_Task instructions_
Gather up every line from the entries below that uses the word "niños".

_Source data_

______________________________

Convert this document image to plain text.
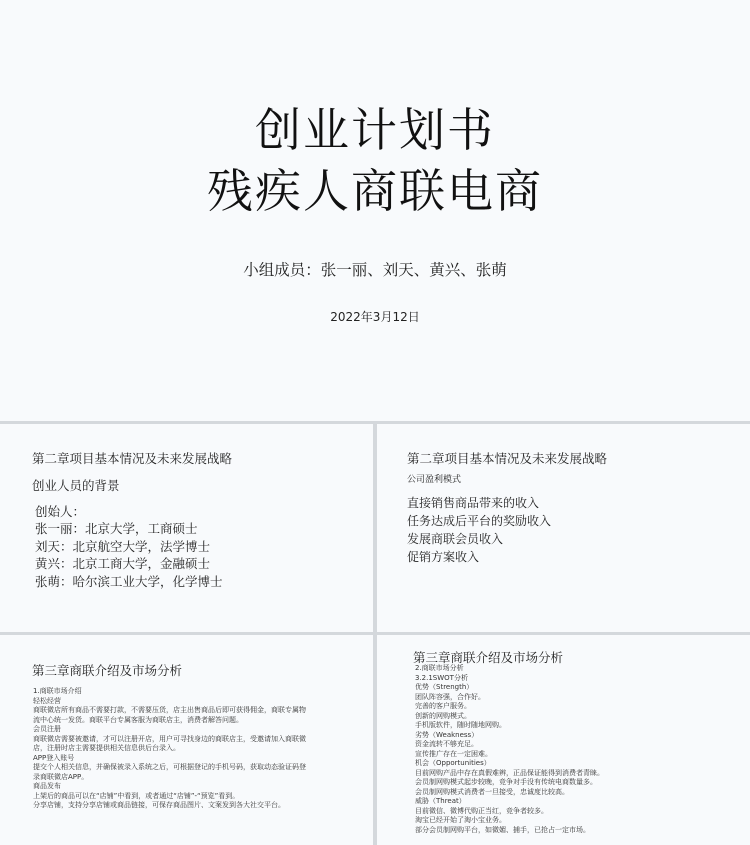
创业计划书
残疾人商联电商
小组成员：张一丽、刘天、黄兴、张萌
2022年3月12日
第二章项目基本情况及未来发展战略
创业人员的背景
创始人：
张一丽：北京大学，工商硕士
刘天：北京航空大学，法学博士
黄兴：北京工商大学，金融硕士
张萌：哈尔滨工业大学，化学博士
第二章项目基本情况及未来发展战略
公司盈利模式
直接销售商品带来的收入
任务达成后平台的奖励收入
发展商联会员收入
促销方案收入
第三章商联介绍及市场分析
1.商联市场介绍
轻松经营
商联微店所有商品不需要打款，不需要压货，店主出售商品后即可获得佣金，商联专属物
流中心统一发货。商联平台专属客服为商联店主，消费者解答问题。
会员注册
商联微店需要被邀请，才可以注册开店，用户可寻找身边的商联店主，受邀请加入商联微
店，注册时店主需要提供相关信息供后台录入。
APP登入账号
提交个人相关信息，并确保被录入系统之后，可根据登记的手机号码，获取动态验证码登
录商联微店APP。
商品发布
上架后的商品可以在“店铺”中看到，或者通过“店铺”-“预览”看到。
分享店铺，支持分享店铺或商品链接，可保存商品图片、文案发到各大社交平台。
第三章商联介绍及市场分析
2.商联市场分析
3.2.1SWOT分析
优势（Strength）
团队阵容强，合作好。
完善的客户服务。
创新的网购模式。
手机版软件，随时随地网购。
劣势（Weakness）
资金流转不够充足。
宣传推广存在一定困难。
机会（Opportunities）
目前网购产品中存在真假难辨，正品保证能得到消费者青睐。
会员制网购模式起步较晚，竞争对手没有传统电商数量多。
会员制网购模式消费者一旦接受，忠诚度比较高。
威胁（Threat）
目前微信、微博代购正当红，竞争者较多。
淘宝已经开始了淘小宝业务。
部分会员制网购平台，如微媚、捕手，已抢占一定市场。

______________________________

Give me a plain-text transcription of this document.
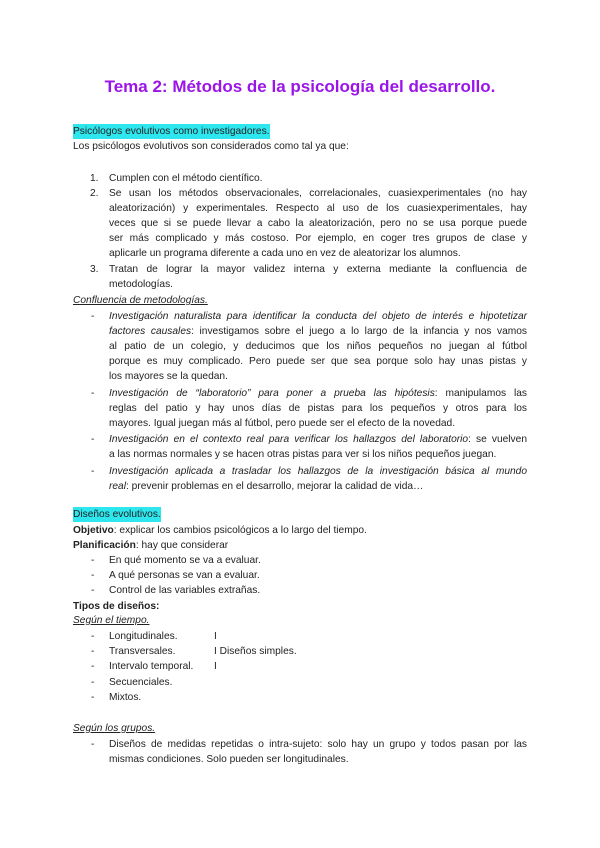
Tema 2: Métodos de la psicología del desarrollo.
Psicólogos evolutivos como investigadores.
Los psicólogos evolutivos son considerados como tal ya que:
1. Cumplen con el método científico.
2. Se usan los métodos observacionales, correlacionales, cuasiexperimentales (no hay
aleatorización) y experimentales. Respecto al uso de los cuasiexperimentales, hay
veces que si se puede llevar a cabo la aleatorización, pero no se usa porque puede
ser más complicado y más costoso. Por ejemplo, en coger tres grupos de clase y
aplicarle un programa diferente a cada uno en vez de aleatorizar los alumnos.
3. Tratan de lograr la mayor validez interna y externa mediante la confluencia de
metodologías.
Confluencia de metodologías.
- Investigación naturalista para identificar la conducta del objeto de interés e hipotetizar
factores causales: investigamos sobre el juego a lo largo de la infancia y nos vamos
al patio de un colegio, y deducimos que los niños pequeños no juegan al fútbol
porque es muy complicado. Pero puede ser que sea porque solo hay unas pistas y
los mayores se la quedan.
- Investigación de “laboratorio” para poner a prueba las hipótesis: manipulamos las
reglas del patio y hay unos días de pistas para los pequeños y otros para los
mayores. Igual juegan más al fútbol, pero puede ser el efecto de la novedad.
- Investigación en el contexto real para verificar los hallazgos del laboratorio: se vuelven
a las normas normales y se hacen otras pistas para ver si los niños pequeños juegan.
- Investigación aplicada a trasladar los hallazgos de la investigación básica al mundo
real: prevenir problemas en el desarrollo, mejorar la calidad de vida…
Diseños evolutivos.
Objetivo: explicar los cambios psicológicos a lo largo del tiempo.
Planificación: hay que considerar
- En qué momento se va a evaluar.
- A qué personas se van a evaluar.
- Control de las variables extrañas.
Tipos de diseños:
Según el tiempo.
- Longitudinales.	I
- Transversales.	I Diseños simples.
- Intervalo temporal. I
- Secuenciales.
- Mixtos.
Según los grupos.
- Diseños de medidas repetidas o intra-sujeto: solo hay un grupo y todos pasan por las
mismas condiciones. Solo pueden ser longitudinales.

______________________________

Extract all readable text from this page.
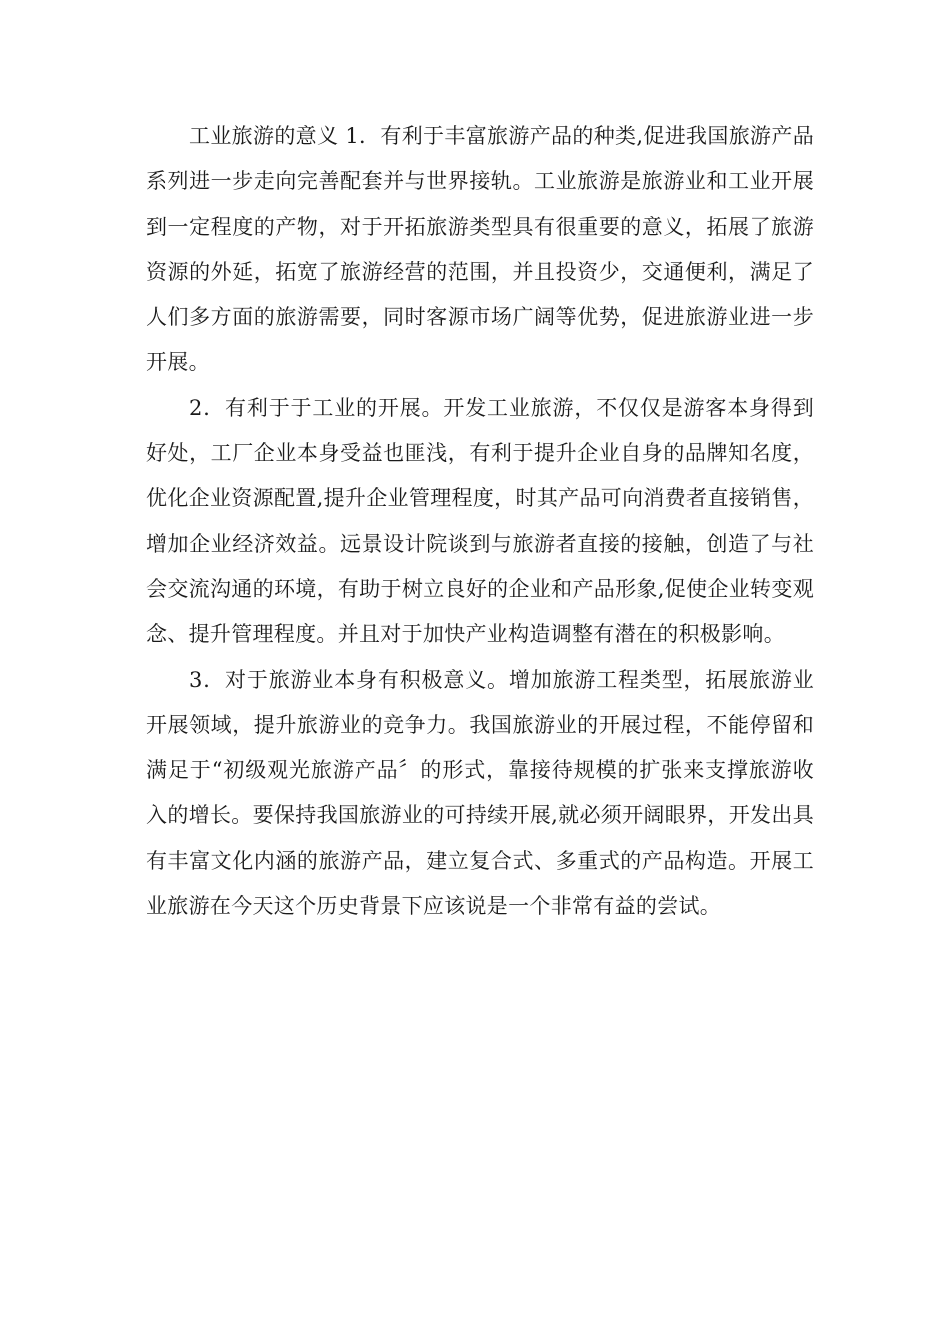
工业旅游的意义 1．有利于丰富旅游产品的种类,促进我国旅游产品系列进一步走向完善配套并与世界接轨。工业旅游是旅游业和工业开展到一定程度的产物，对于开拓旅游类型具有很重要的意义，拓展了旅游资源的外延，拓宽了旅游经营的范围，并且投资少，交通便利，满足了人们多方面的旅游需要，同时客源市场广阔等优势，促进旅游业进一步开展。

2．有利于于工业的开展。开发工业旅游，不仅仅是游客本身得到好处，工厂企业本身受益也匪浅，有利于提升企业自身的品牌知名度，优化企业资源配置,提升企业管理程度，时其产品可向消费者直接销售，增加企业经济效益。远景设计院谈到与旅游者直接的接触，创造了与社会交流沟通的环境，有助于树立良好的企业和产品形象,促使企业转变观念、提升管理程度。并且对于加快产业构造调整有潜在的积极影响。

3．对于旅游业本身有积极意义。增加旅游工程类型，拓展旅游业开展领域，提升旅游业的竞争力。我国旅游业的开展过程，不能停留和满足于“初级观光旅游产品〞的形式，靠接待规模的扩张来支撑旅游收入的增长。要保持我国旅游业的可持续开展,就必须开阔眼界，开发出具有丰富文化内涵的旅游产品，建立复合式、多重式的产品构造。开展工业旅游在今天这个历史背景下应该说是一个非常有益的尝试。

______________________________

_Exercise solution_
al patio de un colegio, y deducimos que los niños pequeños no juegan al fútbol
a las normas normales y se hacen otras pistas para ver si los niños pequeños juegan.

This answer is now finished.